Recast every one of the lines below as a numbered list, omitting blank lines and leaving out the pictures.

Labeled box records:
——————

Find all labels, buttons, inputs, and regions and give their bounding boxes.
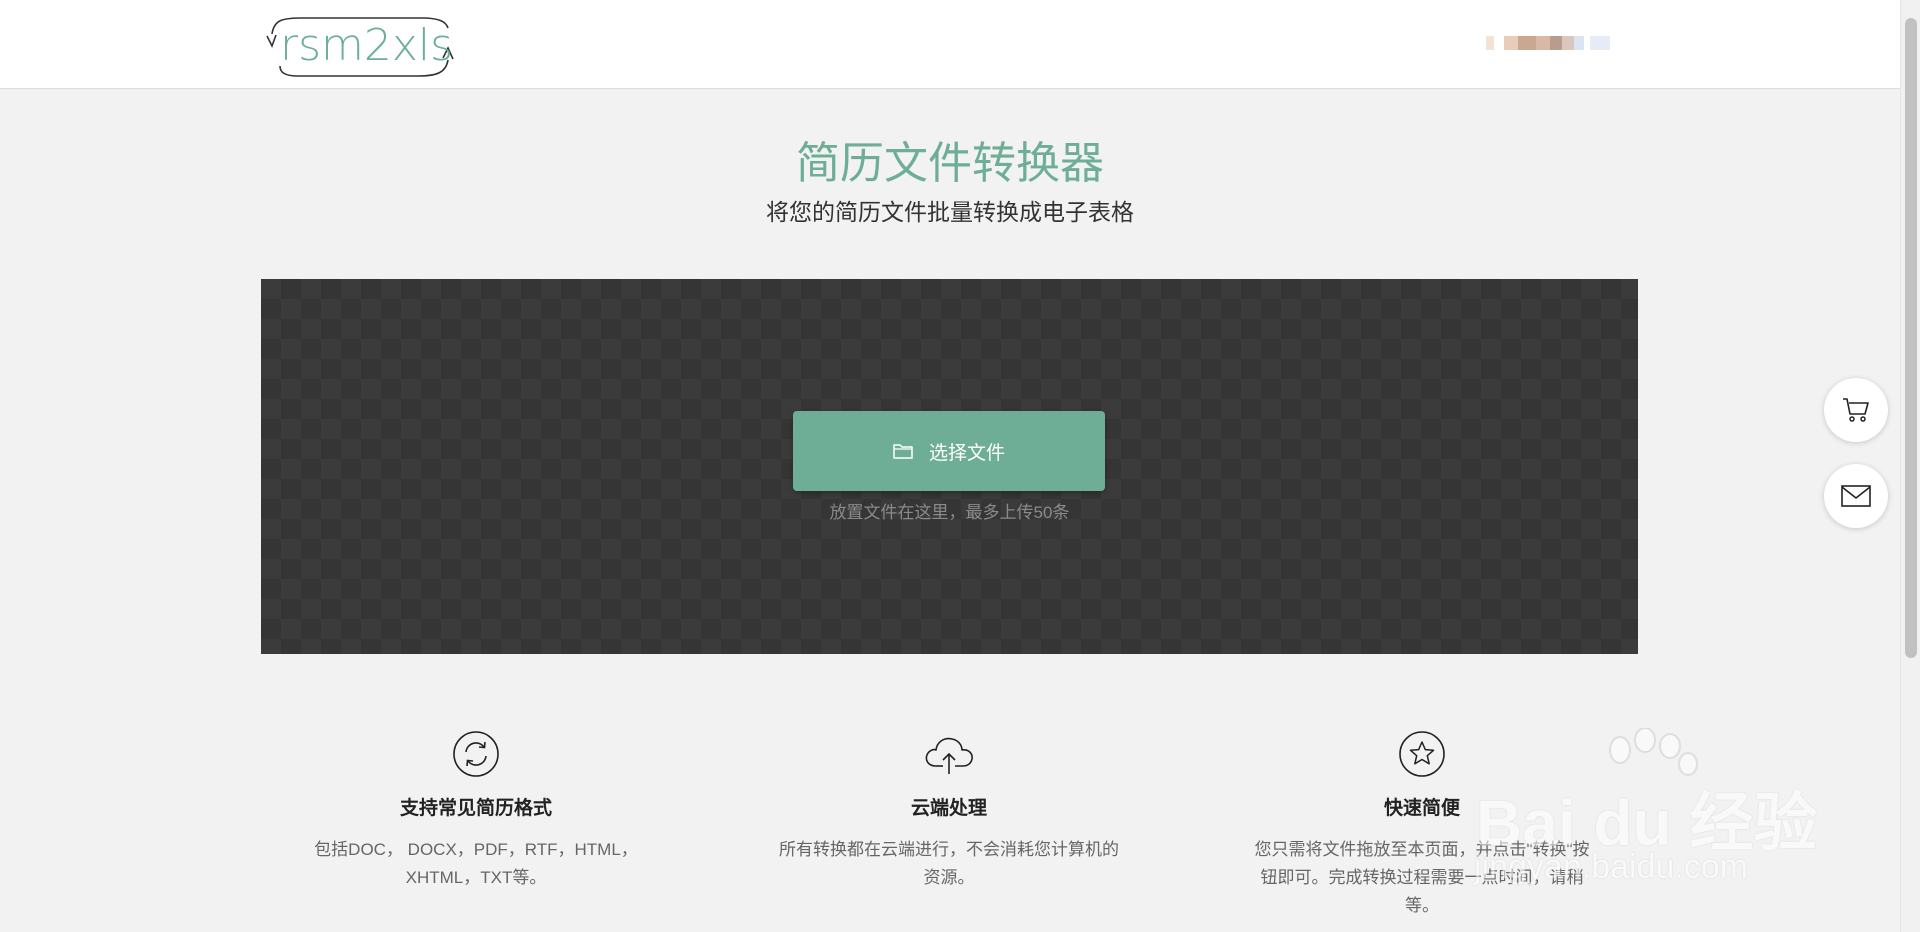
page-scrollbar[interactable] [1900, 0, 1920, 932]
feature-description: 您只需将文件拖放至本页面，并点击"转换"按钮即可。完成转换过程需要一点时间，请稍… [1254, 840, 1590, 915]
feature-title: 云端处理 [910, 798, 987, 819]
cart-button[interactable] [1824, 378, 1888, 442]
feature-description: 所有转换都在云端进行，不会消耗您计算机的资源。 [779, 840, 1119, 887]
folder-icon [893, 444, 913, 459]
feature-description: 包括DOC， DOCX，PDF，RTF，HTML，XHTML，TXT等。 [314, 840, 638, 887]
cloud-upload-icon [925, 737, 973, 774]
dropzone-hint: 放置文件在这里，最多上传50条 [829, 503, 1070, 522]
file-dropzone[interactable]: 选择文件 放置文件在这里，最多上传50条 [261, 279, 1638, 654]
page-title: 简历文件转换器 [796, 139, 1104, 188]
feature-title: 快速简便 [1383, 798, 1460, 819]
mail-icon [1841, 485, 1871, 507]
refresh-icon [453, 731, 499, 777]
top-header: rsm2xls [0, 0, 1900, 89]
feature-cloud: 云端处理 所有转换都在云端进行，不会消耗您计算机的资源。 [749, 728, 1149, 892]
cart-icon [1843, 398, 1869, 422]
feature-title: 支持常见简历格式 [399, 798, 552, 819]
logo[interactable]: rsm2xls [262, 16, 458, 78]
scrollbar-thumb[interactable] [1905, 18, 1917, 658]
user-account-blurred[interactable] [1486, 30, 1610, 56]
select-file-button[interactable]: 选择文件 [793, 411, 1105, 491]
star-icon [1399, 731, 1445, 777]
mail-button[interactable] [1824, 464, 1888, 528]
select-file-label: 选择文件 [928, 442, 1005, 464]
page-subtitle: 将您的简历文件批量转换成电子表格 [766, 199, 1134, 225]
feature-fast: 快速简便 您只需将文件拖放至本页面，并点击"转换"按钮即可。完成转换过程需要一点… [1222, 728, 1622, 920]
logo-text: rsm2xls [280, 20, 454, 71]
feature-formats: 支持常见简历格式 包括DOC， DOCX，PDF，RTF，HTML，XHTML，… [276, 728, 676, 892]
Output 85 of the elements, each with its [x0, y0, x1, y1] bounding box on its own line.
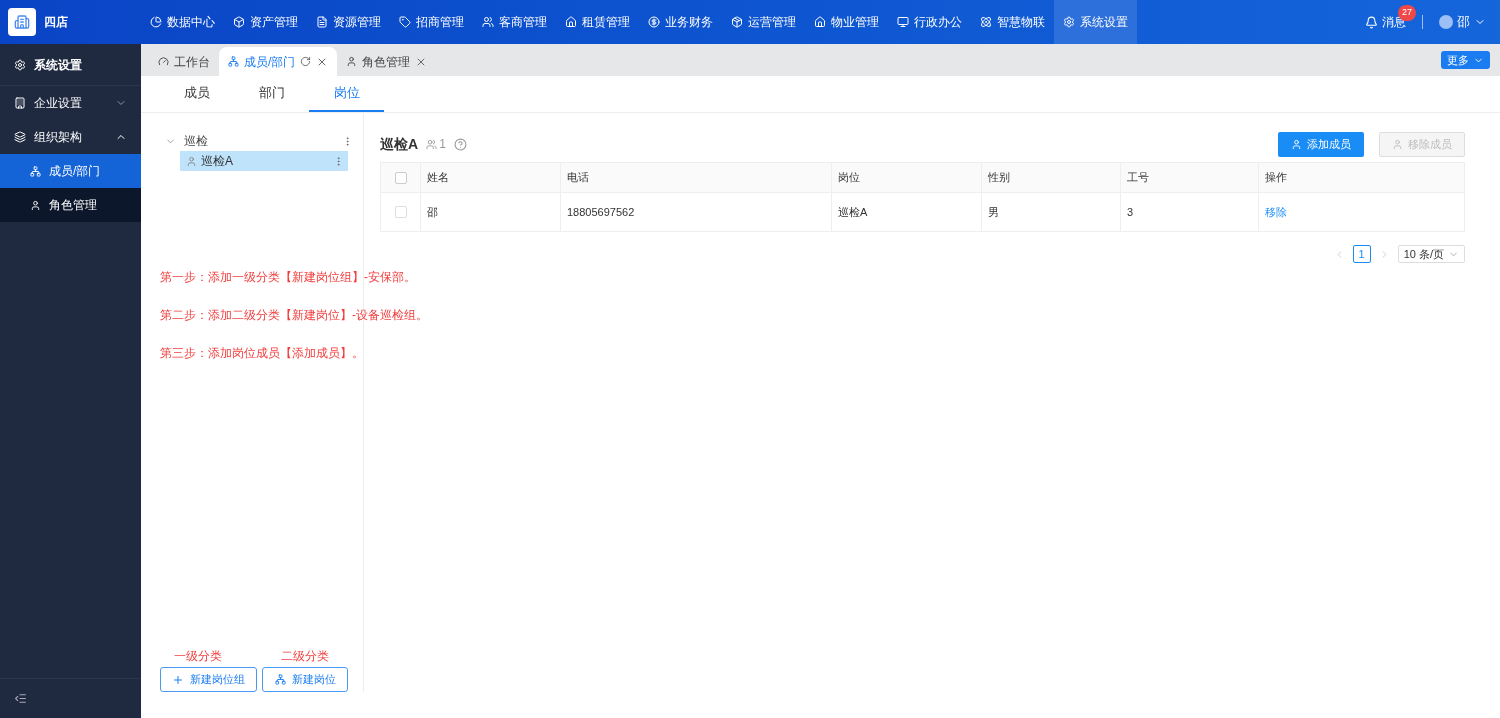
nav-menu-item[interactable]: 客商管理: [473, 0, 556, 44]
plus-icon: [172, 673, 184, 686]
refresh-icon[interactable]: [300, 56, 312, 67]
nav-menu-item[interactable]: 物业管理: [805, 0, 888, 44]
settings-icon: [1063, 16, 1075, 28]
tree-node[interactable]: 巡检A: [180, 151, 348, 171]
sidebar-item[interactable]: 成员/部门: [0, 154, 141, 188]
avatar-icon: [1439, 15, 1453, 29]
document-icon: [316, 16, 328, 28]
tree-node[interactable]: 巡检: [184, 132, 334, 150]
instruction-note: 第三步：添加岗位成员【添加成员】。: [160, 345, 364, 362]
instruction-note: 第二步：添加二级分类【新建岗位】-设备巡检组。: [160, 307, 428, 324]
create-button[interactable]: 新建岗位: [262, 667, 348, 692]
nav-menu-item[interactable]: 招商管理: [390, 0, 473, 44]
column-header: 岗位: [838, 170, 860, 186]
sub-tab[interactable]: 部门: [234, 76, 309, 112]
page-tab[interactable]: 成员/部门: [219, 47, 338, 76]
house-icon: [565, 16, 577, 28]
hierarchy-icon: [274, 674, 286, 685]
pie-chart-icon: [150, 16, 162, 28]
hierarchy-icon: [228, 56, 239, 67]
brand-name: 四店: [44, 14, 68, 31]
table-cell-text: 巡检A: [838, 204, 868, 220]
atom-icon: [980, 16, 992, 28]
category-note: 一级分类: [173, 648, 222, 665]
page-tab[interactable]: 角色管理: [337, 47, 437, 76]
position-title: 巡检A: [380, 134, 419, 154]
page-tab[interactable]: 工作台: [149, 47, 219, 76]
building-icon: [14, 97, 26, 109]
user-icon: [186, 155, 197, 167]
user-menu[interactable]: 邵: [1439, 12, 1486, 32]
user-icon: [30, 199, 41, 211]
monitor-icon: [897, 16, 909, 28]
column-header: 工号: [1127, 170, 1149, 186]
nav-menu-item[interactable]: 租赁管理: [556, 0, 639, 44]
sub-tab[interactable]: 岗位: [309, 76, 384, 112]
collapse-icon[interactable]: [14, 692, 27, 705]
package-icon: [731, 16, 743, 28]
table-cell-text: 18805697562: [567, 204, 635, 220]
nav-menu-item[interactable]: 业务财务: [639, 0, 722, 44]
hierarchy-icon: [30, 165, 41, 177]
column-header: 性别: [988, 170, 1010, 186]
select-all-checkbox[interactable]: [394, 171, 407, 184]
cube-icon: [233, 16, 245, 28]
nav-menu-item[interactable]: 资源管理: [307, 0, 390, 44]
nav-menu-item[interactable]: 行政办公: [888, 0, 971, 44]
sidebar-group[interactable]: 企业设置: [0, 86, 141, 120]
page-size-select[interactable]: 10 条/页: [1397, 245, 1465, 263]
category-note: 二级分类: [281, 648, 329, 665]
remove-link[interactable]: 移除: [1265, 203, 1287, 221]
house-icon: [814, 16, 826, 28]
sidebar-group[interactable]: 组织架构: [0, 120, 141, 154]
nav-menu-item[interactable]: 资产管理: [224, 0, 307, 44]
nav-menu-item[interactable]: 数据中心: [141, 0, 224, 44]
sidebar-title: 系统设置: [34, 56, 82, 74]
layers-icon: [14, 131, 26, 143]
sub-tab[interactable]: 成员: [159, 76, 234, 112]
user-icon: [1392, 138, 1403, 150]
nav-menu-item[interactable]: 智慧物联: [971, 0, 1054, 44]
user-icon: [1291, 138, 1302, 150]
table-cell-text: 邵: [427, 204, 438, 220]
member-count: 1: [426, 135, 446, 153]
bell-icon: [1365, 15, 1378, 29]
coin-icon: [648, 16, 660, 28]
user-icon: [346, 56, 358, 67]
add-member-button[interactable]: 添加成员: [1278, 131, 1364, 157]
logo-icon: [8, 8, 36, 36]
column-header: 姓名: [427, 170, 449, 186]
column-header: 电话: [567, 170, 589, 186]
nav-menu-item[interactable]: 系统设置: [1054, 0, 1137, 44]
row-checkbox[interactable]: [394, 206, 407, 218]
tag-icon: [399, 16, 411, 28]
settings-icon: [14, 58, 26, 71]
more-button[interactable]: 更多: [1441, 51, 1490, 69]
gauge-icon: [158, 56, 169, 67]
table-cell-text: 男: [988, 204, 999, 220]
table-cell-text: 3: [1127, 204, 1134, 220]
sidebar-item[interactable]: 角色管理: [0, 188, 141, 222]
column-header: 操作: [1265, 170, 1287, 186]
instruction-note: 第一步：添加一级分类【新建岗位组】-安保部。: [160, 269, 416, 286]
help-icon[interactable]: [453, 137, 467, 151]
page-button[interactable]: 1: [1352, 245, 1371, 263]
create-button[interactable]: 新建岗位组: [160, 667, 257, 692]
people-icon: [482, 16, 494, 28]
nav-menu-item[interactable]: 运营管理: [722, 0, 805, 44]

——————

■ THE COMPLETED TASK
1. Find all labels, buttons, inputs, and regions and give their bounding boxes.
2. page-scrollbar[interactable] [1900, 0, 1920, 932]
3. feature-description: 您只需将文件拖放至本页面，并点击"转换"按钮即可。完成转换过程需要一点时间，请稍… [1254, 840, 1590, 915]
4. feature-title: 云端处理 [910, 798, 987, 819]
5. cart-button[interactable] [1824, 378, 1888, 442]
6. feature-description: 所有转换都在云端进行，不会消耗您计算机的资源。 [779, 840, 1119, 887]
7. folder-icon [893, 444, 913, 459]
8. feature-description: 包括DOC， DOCX，PDF，RTF，HTML，XHTML，TXT等。 [314, 840, 638, 887]
9. cloud-upload-icon [925, 737, 973, 774]
10. dropzone-hint: 放置文件在这里，最多上传50条 [829, 503, 1070, 522]
11. file-dropzone[interactable]: 选择文件 放置文件在这里，最多上传50条 [261, 279, 1638, 654]
12. page-title: 简历文件转换器 [796, 139, 1104, 188]
13. feature-title: 快速简便 [1383, 798, 1460, 819]
14. mail-icon [1841, 485, 1871, 507]
15. refresh-icon [453, 731, 499, 777]
16. top-header: rsm2xls [0, 0, 1900, 89]
17. feature-cloud: 云端处理 所有转换都在云端进行，不会消耗您计算机的资源。 [749, 728, 1149, 892]
18. cart-icon [1843, 398, 1869, 422]
19. feature-title: 支持常见简历格式 [399, 798, 552, 819]
20. logo[interactable]: rsm2xls [262, 16, 458, 78]
21. scrollbar-thumb[interactable] [1905, 18, 1917, 658]
22. user-account-blurred[interactable] [1486, 30, 1610, 56]
23. select-file-button[interactable]: 选择文件 [793, 411, 1105, 491]
24. star-icon [1399, 731, 1445, 777]
25. mail-button[interactable] [1824, 464, 1888, 528]
26. select-file-label: 选择文件 [928, 442, 1005, 464]
27. page-subtitle: 将您的简历文件批量转换成电子表格 [766, 199, 1134, 225]
28. feature-fast: 快速简便 您只需将文件拖放至本页面，并点击"转换"按钮即可。完成转换过程需要一点… [1222, 728, 1622, 920]
29. logo-text: rsm2xls [280, 20, 454, 71]
30. feature-formats: 支持常见简历格式 包括DOC， DOCX，PDF，RTF，HTML，XHTML，… [276, 728, 676, 892]
31. Output 85 of the elements, each with its [x0, y0, x1, y1] bounding box on its own line.
32. nav-menu-item[interactable]: 客商管理: [473, 0, 556, 44]
33. plus-icon: [172, 673, 184, 686]
34. refresh-icon[interactable]: [300, 56, 312, 67]
35. nav-menu-item[interactable]: 物业管理: [805, 0, 888, 44]
36. settings-icon: [1063, 16, 1075, 28]
37. tree-node[interactable]: 巡检A: [180, 151, 348, 171]
38. sidebar-item[interactable]: 成员/部门: [0, 154, 141, 188]
39. avatar-icon: [1439, 15, 1453, 29]
40. document-icon: [316, 16, 328, 28]
41. tree-node[interactable]: 巡检: [184, 132, 334, 150]
42. instruction-note: 第三步：添加岗位成员【添加成员】。: [160, 345, 364, 362]
43. instruction-note: 第二步：添加二级分类【新建岗位】-设备巡检组。: [160, 307, 428, 324]
44. create-button[interactable]: 新建岗位: [262, 667, 348, 692]
45. nav-menu-item[interactable]: 招商管理: [390, 0, 473, 44]
46. column-header: 岗位: [838, 170, 860, 186]
47. sub-tab[interactable]: 部门: [234, 76, 309, 112]
48. page-tab[interactable]: 成员/部门: [219, 47, 338, 76]
49. house-icon: [565, 16, 577, 28]
50. hierarchy-icon: [274, 674, 286, 685]
51. pie-chart-icon: [150, 16, 162, 28]
52. hierarchy-icon: [228, 56, 239, 67]
53. brand-name: 四店: [44, 14, 68, 31]
54. table-cell-text: 巡检A: [838, 204, 868, 220]
55. atom-icon: [980, 16, 992, 28]
56. category-note: 一级分类: [173, 648, 222, 665]
57. page-tab[interactable]: 角色管理: [337, 47, 437, 76]
58. position-title: 巡检A: [380, 134, 419, 154]
59. page-tab[interactable]: 工作台: [149, 47, 219, 76]
60. building-icon: [14, 97, 26, 109]
61. user-icon: [186, 155, 197, 167]
62. user-menu[interactable]: 邵: [1439, 12, 1486, 32]
63. user-icon: [30, 199, 41, 211]
64. monitor-icon: [897, 16, 909, 28]
65. column-header: 工号: [1127, 170, 1149, 186]
66. nav-menu-item[interactable]: 租赁管理: [556, 0, 639, 44]
67. sub-tab[interactable]: 岗位: [309, 76, 384, 112]
68. collapse-icon[interactable]: [14, 692, 27, 705]
69. package-icon: [731, 16, 743, 28]
70. table-cell-text: 18805697562: [567, 204, 635, 220]
71. nav-menu-item[interactable]: 业务财务: [639, 0, 722, 44]
72. hierarchy-icon: [30, 165, 41, 177]
73. column-header: 性别: [988, 170, 1010, 186]
74. select-all-checkbox[interactable]: [394, 171, 407, 184]
75. cube-icon: [233, 16, 245, 28]
76. nav-menu-item[interactable]: 资源管理: [307, 0, 390, 44]
77. nav-menu-item[interactable]: 行政办公: [888, 0, 971, 44]
78. sidebar-group[interactable]: 企业设置: [0, 86, 141, 120]
79. page-size-select[interactable]: 10 条/页: [1397, 245, 1465, 263]
80. category-note: 二级分类: [281, 648, 329, 665]
81. remove-link[interactable]: 移除: [1265, 203, 1287, 221]
82. house-icon: [814, 16, 826, 28]
83. sidebar-group[interactable]: 组织架构: [0, 120, 141, 154]
84. nav-menu-item[interactable]: 资产管理: [224, 0, 307, 44]
85. nav-menu-item[interactable]: 数据中心: [141, 0, 224, 44]
86. sidebar-title: 系统设置: [34, 56, 82, 74]
87. layers-icon: [14, 131, 26, 143]
88. sub-tab[interactable]: 成员: [159, 76, 234, 112]
89. user-icon: [1392, 138, 1403, 150]
90. nav-menu-item[interactable]: 智慧物联: [971, 0, 1054, 44]
91. user-icon: [1291, 138, 1302, 150]
92. table-cell-text: 邵: [427, 204, 438, 220]
93. member-count: 1: [426, 135, 446, 153]
94. bell-icon: [1365, 15, 1378, 29]
95. coin-icon: [648, 16, 660, 28]
96. user-icon: [346, 56, 358, 67]
97. add-member-button[interactable]: 添加成员: [1278, 131, 1364, 157]
98. logo-icon: [8, 8, 36, 36]
99. column-header: 姓名: [427, 170, 449, 186]
100. column-header: 电话: [567, 170, 589, 186]
101. nav-menu-item[interactable]: 系统设置: [1054, 0, 1137, 44]
102. row-checkbox[interactable]: [394, 206, 407, 218]
103. tag-icon: [399, 16, 411, 28]
104. settings-icon: [14, 58, 26, 71]
105. more-button[interactable]: 更多: [1441, 51, 1490, 69]
106. gauge-icon: [158, 56, 169, 67]
107. table-cell-text: 男: [988, 204, 999, 220]
108. table-cell-text: 3: [1127, 204, 1134, 220]
109. sidebar-item[interactable]: 角色管理: [0, 188, 141, 222]
110. column-header: 操作: [1265, 170, 1287, 186]
111. instruction-note: 第一步：添加一级分类【新建岗位组】-安保部。: [160, 269, 416, 286]
112. help-icon[interactable]: [453, 137, 467, 151]
113. page-button[interactable]: 1: [1352, 245, 1371, 263]
114. create-button[interactable]: 新建岗位组: [160, 667, 257, 692]
115. people-icon: [482, 16, 494, 28]
116. nav-menu-item[interactable]: 运营管理: [722, 0, 805, 44]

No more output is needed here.